Both a fault of the employees that worked on this, and the manager.
Your deliverable should be an interpretable model. You can (and probably should) make neural network models interpretable. If upper management does not trust your performance evaluation enough to bet on it, either the evaluation was weak (and no model should be deployed, however simple and interpretable) or upper management doesn't know enough about modern ML to have to make these decisions.
I have sympathy for the manager in charge for making a decision on a complex model (while all they ever knew was simple survival models and basic statistical models). But you got to move with the times. Your competitors will use the most powerful models available (and some may go under due to improper risk management). Your employees don't want to build logistic regression models until eternity.
Not even Google has come anywhere close to being able to make complex NN models that have a human interperable "receipt" for decisions. In fact, for certain classes of problem solving it's likely impossible and that is already a huge problem.

=====

• Tasks to perform
**A.** Reproduce a section of the comment about interpretable models, starting at "I have sympathy" and ending at "models until eternity.", and swap "logistic regression models" for "decision tree models".
**B.** According to the comment about interpretable models, what kinds of models were all the manager in charge ever knew?
Work from the comment about interpretable models and nothing else.

• Listed records
=====

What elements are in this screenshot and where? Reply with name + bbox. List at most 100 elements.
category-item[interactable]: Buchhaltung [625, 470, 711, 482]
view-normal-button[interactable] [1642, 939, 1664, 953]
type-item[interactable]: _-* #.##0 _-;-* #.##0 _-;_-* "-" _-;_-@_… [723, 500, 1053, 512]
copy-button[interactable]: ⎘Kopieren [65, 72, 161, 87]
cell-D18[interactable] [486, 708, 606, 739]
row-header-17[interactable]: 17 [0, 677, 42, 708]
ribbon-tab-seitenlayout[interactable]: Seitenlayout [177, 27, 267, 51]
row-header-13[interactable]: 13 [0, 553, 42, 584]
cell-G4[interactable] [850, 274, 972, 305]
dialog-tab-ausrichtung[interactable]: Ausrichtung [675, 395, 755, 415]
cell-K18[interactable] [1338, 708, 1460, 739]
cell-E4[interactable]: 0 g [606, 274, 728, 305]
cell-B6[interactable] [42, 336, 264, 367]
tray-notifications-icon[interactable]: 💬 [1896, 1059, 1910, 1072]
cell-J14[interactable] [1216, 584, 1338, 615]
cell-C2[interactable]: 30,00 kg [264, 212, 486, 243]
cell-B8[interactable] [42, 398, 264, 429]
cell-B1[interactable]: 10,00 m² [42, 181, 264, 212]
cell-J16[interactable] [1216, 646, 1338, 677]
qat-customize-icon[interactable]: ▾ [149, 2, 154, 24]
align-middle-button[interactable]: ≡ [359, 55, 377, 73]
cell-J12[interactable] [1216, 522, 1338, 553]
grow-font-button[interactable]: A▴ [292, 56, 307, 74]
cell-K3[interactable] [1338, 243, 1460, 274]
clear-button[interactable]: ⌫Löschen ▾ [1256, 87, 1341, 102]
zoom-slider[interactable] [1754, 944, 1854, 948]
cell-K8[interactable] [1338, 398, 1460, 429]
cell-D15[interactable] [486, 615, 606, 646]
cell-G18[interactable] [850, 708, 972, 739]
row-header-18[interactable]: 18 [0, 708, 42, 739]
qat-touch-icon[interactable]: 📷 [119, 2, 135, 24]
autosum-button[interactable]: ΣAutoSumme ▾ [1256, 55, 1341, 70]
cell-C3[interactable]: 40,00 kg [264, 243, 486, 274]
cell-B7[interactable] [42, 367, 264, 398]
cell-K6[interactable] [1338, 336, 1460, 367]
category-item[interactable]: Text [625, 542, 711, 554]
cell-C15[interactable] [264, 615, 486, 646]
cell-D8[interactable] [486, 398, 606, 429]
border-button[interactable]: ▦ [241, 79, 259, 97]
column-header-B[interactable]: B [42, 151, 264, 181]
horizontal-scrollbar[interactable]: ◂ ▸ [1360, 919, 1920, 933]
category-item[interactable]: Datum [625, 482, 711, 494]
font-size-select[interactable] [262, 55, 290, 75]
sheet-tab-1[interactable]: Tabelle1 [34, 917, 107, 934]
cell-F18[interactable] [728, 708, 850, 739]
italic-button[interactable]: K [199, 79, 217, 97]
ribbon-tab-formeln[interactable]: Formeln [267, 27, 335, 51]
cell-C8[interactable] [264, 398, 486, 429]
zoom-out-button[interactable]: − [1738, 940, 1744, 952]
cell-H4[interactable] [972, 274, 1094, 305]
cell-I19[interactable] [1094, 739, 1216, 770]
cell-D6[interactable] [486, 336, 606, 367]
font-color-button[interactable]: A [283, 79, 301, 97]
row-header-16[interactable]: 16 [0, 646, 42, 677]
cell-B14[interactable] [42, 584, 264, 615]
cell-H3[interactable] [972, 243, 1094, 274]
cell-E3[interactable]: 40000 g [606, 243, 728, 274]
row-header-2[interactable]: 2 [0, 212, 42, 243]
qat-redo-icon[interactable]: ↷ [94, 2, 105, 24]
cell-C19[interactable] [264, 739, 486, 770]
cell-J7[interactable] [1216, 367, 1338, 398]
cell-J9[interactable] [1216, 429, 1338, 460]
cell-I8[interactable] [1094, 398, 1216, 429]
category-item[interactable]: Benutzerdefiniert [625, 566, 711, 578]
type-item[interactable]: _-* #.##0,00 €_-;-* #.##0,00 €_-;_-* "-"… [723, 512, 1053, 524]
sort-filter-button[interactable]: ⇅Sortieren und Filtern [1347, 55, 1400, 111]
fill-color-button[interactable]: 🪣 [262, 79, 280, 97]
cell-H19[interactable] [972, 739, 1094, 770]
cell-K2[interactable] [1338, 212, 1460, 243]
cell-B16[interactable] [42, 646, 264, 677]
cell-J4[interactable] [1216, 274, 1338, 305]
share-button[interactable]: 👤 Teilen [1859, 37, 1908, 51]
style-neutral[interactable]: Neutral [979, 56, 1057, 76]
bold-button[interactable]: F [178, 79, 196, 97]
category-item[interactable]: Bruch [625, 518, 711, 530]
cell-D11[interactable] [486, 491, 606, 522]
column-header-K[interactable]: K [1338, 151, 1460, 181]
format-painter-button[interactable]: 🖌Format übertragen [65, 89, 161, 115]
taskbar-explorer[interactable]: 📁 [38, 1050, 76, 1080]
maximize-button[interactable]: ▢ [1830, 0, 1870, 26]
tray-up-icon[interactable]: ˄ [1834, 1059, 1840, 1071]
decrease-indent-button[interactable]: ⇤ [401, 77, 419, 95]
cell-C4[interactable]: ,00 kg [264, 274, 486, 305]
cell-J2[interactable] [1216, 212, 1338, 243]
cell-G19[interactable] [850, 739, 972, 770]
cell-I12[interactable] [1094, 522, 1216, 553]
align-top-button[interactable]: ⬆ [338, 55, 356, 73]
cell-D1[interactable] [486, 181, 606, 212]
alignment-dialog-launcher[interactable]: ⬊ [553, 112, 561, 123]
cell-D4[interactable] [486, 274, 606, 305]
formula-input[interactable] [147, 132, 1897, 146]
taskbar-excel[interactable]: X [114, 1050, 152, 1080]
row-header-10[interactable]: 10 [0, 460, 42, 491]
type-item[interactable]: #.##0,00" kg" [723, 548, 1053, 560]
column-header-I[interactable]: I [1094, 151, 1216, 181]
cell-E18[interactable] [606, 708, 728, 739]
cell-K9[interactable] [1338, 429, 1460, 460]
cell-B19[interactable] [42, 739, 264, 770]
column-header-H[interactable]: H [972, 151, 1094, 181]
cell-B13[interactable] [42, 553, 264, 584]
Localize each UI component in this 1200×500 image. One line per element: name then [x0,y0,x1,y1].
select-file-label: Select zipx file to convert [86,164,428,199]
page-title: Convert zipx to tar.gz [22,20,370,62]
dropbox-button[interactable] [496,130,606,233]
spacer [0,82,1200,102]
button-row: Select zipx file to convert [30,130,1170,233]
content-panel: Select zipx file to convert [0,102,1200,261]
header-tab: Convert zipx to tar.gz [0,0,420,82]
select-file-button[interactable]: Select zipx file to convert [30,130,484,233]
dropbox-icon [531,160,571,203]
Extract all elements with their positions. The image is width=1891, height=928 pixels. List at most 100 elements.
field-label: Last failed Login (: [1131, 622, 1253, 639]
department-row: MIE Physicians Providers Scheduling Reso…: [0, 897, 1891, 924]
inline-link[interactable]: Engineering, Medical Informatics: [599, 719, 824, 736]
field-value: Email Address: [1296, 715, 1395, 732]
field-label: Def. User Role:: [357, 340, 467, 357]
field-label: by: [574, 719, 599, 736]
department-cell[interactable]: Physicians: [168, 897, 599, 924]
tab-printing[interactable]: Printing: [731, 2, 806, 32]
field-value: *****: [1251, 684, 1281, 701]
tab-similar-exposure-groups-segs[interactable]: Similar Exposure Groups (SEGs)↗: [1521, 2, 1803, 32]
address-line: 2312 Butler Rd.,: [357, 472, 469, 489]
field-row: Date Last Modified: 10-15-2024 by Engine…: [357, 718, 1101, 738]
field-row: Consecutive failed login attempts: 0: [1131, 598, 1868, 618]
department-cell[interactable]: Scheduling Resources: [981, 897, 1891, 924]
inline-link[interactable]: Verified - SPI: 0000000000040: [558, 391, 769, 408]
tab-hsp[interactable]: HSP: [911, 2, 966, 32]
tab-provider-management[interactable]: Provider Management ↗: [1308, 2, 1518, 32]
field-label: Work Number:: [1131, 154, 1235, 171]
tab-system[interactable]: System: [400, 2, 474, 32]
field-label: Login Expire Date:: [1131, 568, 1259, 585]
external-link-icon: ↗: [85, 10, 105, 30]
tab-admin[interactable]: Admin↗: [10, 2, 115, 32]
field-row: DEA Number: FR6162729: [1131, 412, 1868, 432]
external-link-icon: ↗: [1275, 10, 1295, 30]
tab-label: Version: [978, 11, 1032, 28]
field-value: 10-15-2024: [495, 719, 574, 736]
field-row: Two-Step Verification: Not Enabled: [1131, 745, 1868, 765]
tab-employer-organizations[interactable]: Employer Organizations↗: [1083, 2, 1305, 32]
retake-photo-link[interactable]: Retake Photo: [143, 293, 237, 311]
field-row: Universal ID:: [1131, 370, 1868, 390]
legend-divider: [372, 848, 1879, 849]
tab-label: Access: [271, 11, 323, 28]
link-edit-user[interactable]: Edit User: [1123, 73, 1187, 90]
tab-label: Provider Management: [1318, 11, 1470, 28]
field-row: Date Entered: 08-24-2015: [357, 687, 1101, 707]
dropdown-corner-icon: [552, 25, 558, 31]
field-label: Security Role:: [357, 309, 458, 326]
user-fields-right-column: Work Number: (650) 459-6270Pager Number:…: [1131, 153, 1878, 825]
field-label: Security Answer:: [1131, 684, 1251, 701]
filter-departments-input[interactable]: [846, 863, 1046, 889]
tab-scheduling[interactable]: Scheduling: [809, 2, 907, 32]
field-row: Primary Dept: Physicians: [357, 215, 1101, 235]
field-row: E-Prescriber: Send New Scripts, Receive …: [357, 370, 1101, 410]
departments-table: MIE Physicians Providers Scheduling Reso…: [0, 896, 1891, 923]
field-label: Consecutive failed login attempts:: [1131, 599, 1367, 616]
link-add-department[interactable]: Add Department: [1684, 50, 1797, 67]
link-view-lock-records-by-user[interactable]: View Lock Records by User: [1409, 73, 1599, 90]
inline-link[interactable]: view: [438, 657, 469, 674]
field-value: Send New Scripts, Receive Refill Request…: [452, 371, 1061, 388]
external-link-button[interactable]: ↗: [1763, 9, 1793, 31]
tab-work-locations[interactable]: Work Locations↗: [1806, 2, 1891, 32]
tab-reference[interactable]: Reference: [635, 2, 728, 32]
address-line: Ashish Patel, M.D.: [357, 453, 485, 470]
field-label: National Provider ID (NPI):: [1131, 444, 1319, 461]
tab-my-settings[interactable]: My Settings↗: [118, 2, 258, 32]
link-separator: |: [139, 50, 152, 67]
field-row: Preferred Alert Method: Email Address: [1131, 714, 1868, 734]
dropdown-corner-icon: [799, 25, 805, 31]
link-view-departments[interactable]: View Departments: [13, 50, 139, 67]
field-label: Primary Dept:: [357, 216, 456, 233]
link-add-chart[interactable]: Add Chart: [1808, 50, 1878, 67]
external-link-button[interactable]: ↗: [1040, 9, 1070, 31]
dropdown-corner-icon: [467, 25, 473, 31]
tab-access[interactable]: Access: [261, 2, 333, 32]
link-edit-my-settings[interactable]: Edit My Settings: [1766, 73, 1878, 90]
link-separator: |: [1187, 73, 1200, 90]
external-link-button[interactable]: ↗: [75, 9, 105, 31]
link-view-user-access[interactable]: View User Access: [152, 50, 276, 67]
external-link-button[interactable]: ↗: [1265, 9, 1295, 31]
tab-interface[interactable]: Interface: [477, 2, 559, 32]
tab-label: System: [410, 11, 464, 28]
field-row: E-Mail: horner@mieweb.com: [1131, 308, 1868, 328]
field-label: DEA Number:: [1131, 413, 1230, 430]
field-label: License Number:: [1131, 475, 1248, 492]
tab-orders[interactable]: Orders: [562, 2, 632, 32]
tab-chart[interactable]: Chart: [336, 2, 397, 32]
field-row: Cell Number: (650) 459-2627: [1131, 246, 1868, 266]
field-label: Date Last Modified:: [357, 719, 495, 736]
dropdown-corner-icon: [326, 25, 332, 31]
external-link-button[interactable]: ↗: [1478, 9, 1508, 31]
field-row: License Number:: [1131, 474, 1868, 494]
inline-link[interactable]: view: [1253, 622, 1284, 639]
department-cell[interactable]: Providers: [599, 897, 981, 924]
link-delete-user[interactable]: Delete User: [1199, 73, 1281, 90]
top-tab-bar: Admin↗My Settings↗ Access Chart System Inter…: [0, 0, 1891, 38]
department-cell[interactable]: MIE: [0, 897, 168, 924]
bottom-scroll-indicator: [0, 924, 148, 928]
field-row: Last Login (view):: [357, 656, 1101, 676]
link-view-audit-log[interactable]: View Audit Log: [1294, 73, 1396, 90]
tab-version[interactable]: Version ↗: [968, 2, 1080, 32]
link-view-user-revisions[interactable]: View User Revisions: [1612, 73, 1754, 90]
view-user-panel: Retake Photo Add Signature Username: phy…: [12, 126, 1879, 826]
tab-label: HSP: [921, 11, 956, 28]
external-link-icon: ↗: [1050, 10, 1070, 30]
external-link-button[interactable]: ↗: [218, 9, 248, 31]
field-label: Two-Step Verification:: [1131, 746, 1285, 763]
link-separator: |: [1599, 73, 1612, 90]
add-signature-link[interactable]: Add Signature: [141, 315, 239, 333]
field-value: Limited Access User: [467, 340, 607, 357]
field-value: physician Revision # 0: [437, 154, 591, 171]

=====

• Outputs in order
**A.**
I have sympathy for the manager in charge for making a decision on a complex model (while all they ever knew was simple survival models and basic statistical models). But you got to move with the times. Your competitors will use the most powerful models available (and some may go under due to improper risk management). Your employees don't want to build decision tree models until eternity.

**B.** Simple survival models and basic statistical models.